* _GIVEN PROBLEM_:
Every entry below must appear again, exactly as written.

* _INPUT FOR THIS TASK_:
»»

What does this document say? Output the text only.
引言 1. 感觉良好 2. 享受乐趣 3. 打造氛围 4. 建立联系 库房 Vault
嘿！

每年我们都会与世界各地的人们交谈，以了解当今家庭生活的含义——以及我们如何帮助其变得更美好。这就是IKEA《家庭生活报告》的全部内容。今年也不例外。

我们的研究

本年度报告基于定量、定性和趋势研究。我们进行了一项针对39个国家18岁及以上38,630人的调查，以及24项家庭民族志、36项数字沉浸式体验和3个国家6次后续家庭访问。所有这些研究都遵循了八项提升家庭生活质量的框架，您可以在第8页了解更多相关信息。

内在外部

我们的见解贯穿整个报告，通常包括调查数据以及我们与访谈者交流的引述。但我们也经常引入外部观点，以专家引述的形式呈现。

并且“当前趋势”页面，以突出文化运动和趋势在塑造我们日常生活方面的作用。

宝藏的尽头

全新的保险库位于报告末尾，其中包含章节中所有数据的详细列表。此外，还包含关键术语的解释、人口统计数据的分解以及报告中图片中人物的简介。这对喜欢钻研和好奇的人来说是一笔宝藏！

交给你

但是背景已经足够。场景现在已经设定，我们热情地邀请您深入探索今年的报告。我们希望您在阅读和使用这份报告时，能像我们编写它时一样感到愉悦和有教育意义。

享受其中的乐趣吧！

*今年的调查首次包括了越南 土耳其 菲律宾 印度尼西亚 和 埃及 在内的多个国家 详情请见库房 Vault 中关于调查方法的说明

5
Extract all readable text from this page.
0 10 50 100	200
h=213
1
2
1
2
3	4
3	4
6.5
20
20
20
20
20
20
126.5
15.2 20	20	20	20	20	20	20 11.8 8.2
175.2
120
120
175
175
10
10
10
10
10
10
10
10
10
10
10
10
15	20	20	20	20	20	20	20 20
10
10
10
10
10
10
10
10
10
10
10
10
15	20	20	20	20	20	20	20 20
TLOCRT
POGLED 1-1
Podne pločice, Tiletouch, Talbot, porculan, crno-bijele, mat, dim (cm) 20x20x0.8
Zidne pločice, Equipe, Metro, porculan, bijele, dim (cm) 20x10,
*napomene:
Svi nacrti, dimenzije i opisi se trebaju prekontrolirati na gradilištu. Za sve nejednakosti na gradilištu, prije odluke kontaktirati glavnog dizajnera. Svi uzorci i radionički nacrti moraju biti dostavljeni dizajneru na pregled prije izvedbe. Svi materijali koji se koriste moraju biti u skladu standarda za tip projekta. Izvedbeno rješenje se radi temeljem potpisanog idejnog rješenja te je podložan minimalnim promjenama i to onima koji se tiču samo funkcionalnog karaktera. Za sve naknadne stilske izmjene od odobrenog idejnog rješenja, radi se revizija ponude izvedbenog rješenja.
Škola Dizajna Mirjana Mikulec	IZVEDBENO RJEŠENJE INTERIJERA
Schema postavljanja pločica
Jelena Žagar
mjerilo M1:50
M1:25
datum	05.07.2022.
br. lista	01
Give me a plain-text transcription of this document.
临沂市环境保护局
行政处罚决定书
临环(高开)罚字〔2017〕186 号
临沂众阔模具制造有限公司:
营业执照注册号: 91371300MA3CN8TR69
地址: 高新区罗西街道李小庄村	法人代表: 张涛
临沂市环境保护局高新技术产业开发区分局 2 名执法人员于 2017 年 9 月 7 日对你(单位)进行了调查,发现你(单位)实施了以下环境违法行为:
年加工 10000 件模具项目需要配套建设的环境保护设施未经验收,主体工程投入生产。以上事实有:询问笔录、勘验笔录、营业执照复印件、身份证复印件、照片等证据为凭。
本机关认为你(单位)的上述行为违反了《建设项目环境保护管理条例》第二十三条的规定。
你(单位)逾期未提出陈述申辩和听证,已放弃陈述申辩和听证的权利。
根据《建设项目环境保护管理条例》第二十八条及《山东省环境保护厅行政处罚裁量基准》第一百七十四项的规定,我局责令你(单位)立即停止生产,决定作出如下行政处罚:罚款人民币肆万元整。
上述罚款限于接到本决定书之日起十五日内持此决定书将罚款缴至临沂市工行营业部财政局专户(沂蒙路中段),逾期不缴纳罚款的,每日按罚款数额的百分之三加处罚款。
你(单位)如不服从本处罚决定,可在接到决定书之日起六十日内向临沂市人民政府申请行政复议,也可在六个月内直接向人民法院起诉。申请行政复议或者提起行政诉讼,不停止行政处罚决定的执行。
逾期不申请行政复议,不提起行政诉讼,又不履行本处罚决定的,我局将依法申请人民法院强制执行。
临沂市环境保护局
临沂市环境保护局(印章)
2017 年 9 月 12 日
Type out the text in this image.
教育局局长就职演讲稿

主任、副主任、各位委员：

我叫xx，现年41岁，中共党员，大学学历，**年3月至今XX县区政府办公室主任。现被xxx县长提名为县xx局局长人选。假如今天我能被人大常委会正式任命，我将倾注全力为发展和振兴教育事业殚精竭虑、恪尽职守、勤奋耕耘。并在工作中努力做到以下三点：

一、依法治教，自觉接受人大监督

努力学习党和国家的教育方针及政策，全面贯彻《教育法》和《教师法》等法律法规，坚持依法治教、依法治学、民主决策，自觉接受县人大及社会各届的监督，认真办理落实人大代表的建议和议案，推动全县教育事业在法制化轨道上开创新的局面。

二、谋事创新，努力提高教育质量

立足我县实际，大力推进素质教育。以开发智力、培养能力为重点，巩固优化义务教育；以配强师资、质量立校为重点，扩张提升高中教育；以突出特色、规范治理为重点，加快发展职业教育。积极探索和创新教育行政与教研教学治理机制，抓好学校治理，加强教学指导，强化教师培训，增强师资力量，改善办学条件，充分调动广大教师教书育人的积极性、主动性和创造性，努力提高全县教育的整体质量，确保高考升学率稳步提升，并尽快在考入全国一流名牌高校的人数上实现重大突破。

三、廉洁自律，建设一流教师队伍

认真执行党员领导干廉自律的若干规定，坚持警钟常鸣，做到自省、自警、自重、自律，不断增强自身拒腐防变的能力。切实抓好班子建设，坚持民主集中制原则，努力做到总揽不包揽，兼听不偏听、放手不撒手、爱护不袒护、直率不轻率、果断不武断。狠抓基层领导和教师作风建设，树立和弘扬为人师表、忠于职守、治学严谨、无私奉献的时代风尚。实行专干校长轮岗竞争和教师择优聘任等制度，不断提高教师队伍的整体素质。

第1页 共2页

««

* _CORRECT RESULT_:
What does this document say? Output the text only.
引言 1. 感觉良好 2. 享受乐趣 3. 打造氛围 4. 建立联系 库房 Vault
嘿！

每年我们都会与世界各地的人们交谈，以了解当今家庭生活的含义——以及我们如何帮助其变得更美好。这就是IKEA《家庭生活报告》的全部内容。今年也不例外。

我们的研究

本年度报告基于定量、定性和趋势研究。我们进行了一项针对39个国家18岁及以上38,630人的调查，以及24项家庭民族志、36项数字沉浸式体验和3个国家6次后续家庭访问。所有这些研究都遵循了八项提升家庭生活质量的框架，您可以在第8页了解更多相关信息。

内在外部

我们的见解贯穿整个报告，通常包括调查数据以及我们与访谈者交流的引述。但我们也经常引入外部观点，以专家引述的形式呈现。

并且“当前趋势”页面，以突出文化运动和趋势在塑造我们日常生活方面的作用。

宝藏的尽头

全新的保险库位于报告末尾，其中包含章节中所有数据的详细列表。此外，还包含关键术语的解释、人口统计数据的分解以及报告中图片中人物的简介。这对喜欢钻研和好奇的人来说是一笔宝藏！

交给你

但是背景已经足够。场景现在已经设定，我们热情地邀请您深入探索今年的报告。我们希望您在阅读和使用这份报告时，能像我们编写它时一样感到愉悦和有教育意义。

享受其中的乐趣吧！

*今年的调查首次包括了越南 土耳其 菲律宾 印度尼西亚 和 埃及 在内的多个国家 详情请见库房 Vault 中关于调查方法的说明

5
Extract all readable text from this page.
0 10 50 100	200
h=213
1
2
1
2
3	4
3	4
6.5
20
20
20
20
20
20
126.5
15.2 20	20	20	20	20	20	20 11.8 8.2
175.2
120
120
175
175
10
10
10
10
10
10
10
10
10
10
10
10
15	20	20	20	20	20	20	20 20
10
10
10
10
10
10
10
10
10
10
10
10
15	20	20	20	20	20	20	20 20
TLOCRT
POGLED 1-1
Podne pločice, Tiletouch, Talbot, porculan, crno-bijele, mat, dim (cm) 20x20x0.8
Zidne pločice, Equipe, Metro, porculan, bijele, dim (cm) 20x10,
*napomene:
Svi nacrti, dimenzije i opisi se trebaju prekontrolirati na gradilištu. Za sve nejednakosti na gradilištu, prije odluke kontaktirati glavnog dizajnera. Svi uzorci i radionički nacrti moraju biti dostavljeni dizajneru na pregled prije izvedbe. Svi materijali koji se koriste moraju biti u skladu standarda za tip projekta. Izvedbeno rješenje se radi temeljem potpisanog idejnog rješenja te je podložan minimalnim promjenama i to onima koji se tiču samo funkcionalnog karaktera. Za sve naknadne stilske izmjene od odobrenog idejnog rješenja, radi se revizija ponude izvedbenog rješenja.
Škola Dizajna Mirjana Mikulec	IZVEDBENO RJEŠENJE INTERIJERA
Schema postavljanja pločica
Jelena Žagar
mjerilo M1:50
M1:25
datum	05.07.2022.
br. lista	01
Give me a plain-text transcription of this document.
临沂市环境保护局
行政处罚决定书
临环(高开)罚字〔2017〕186 号
临沂众阔模具制造有限公司:
营业执照注册号: 91371300MA3CN8TR69
地址: 高新区罗西街道李小庄村	法人代表: 张涛
临沂市环境保护局高新技术产业开发区分局 2 名执法人员于 2017 年 9 月 7 日对你(单位)进行了调查,发现你(单位)实施了以下环境违法行为:
年加工 10000 件模具项目需要配套建设的环境保护设施未经验收,主体工程投入生产。以上事实有:询问笔录、勘验笔录、营业执照复印件、身份证复印件、照片等证据为凭。
本机关认为你(单位)的上述行为违反了《建设项目环境保护管理条例》第二十三条的规定。
你(单位)逾期未提出陈述申辩和听证,已放弃陈述申辩和听证的权利。
根据《建设项目环境保护管理条例》第二十八条及《山东省环境保护厅行政处罚裁量基准》第一百七十四项的规定,我局责令你(单位)立即停止生产,决定作出如下行政处罚:罚款人民币肆万元整。
上述罚款限于接到本决定书之日起十五日内持此决定书将罚款缴至临沂市工行营业部财政局专户(沂蒙路中段),逾期不缴纳罚款的,每日按罚款数额的百分之三加处罚款。
你(单位)如不服从本处罚决定,可在接到决定书之日起六十日内向临沂市人民政府申请行政复议,也可在六个月内直接向人民法院起诉。申请行政复议或者提起行政诉讼,不停止行政处罚决定的执行。
逾期不申请行政复议,不提起行政诉讼,又不履行本处罚决定的,我局将依法申请人民法院强制执行。
临沂市环境保护局
临沂市环境保护局(印章)
2017 年 9 月 12 日
Type out the text in this image.
教育局局长就职演讲稿

主任、副主任、各位委员：

我叫xx，现年41岁，中共党员，大学学历，**年3月至今XX县区政府办公室主任。现被xxx县长提名为县xx局局长人选。假如今天我能被人大常委会正式任命，我将倾注全力为发展和振兴教育事业殚精竭虑、恪尽职守、勤奋耕耘。并在工作中努力做到以下三点：

一、依法治教，自觉接受人大监督

努力学习党和国家的教育方针及政策，全面贯彻《教育法》和《教师法》等法律法规，坚持依法治教、依法治学、民主决策，自觉接受县人大及社会各届的监督，认真办理落实人大代表的建议和议案，推动全县教育事业在法制化轨道上开创新的局面。

二、谋事创新，努力提高教育质量

立足我县实际，大力推进素质教育。以开发智力、培养能力为重点，巩固优化义务教育；以配强师资、质量立校为重点，扩张提升高中教育；以突出特色、规范治理为重点，加快发展职业教育。积极探索和创新教育行政与教研教学治理机制，抓好学校治理，加强教学指导，强化教师培训，增强师资力量，改善办学条件，充分调动广大教师教书育人的积极性、主动性和创造性，努力提高全县教育的整体质量，确保高考升学率稳步提升，并尽快在考入全国一流名牌高校的人数上实现重大突破。

三、廉洁自律，建设一流教师队伍

认真执行党员领导干廉自律的若干规定，坚持警钟常鸣，做到自省、自警、自重、自律，不断增强自身拒腐防变的能力。切实抓好班子建设，坚持民主集中制原则，努力做到总揽不包揽，兼听不偏听、放手不撒手、爱护不袒护、直率不轻率、果断不武断。狠抓基层领导和教师作风建设，树立和弘扬为人师表、忠于职守、治学严谨、无私奉献的时代风尚。实行专干校长轮岗竞争和教师择优聘任等制度，不断提高教师队伍的整体素质。

第1页 共2页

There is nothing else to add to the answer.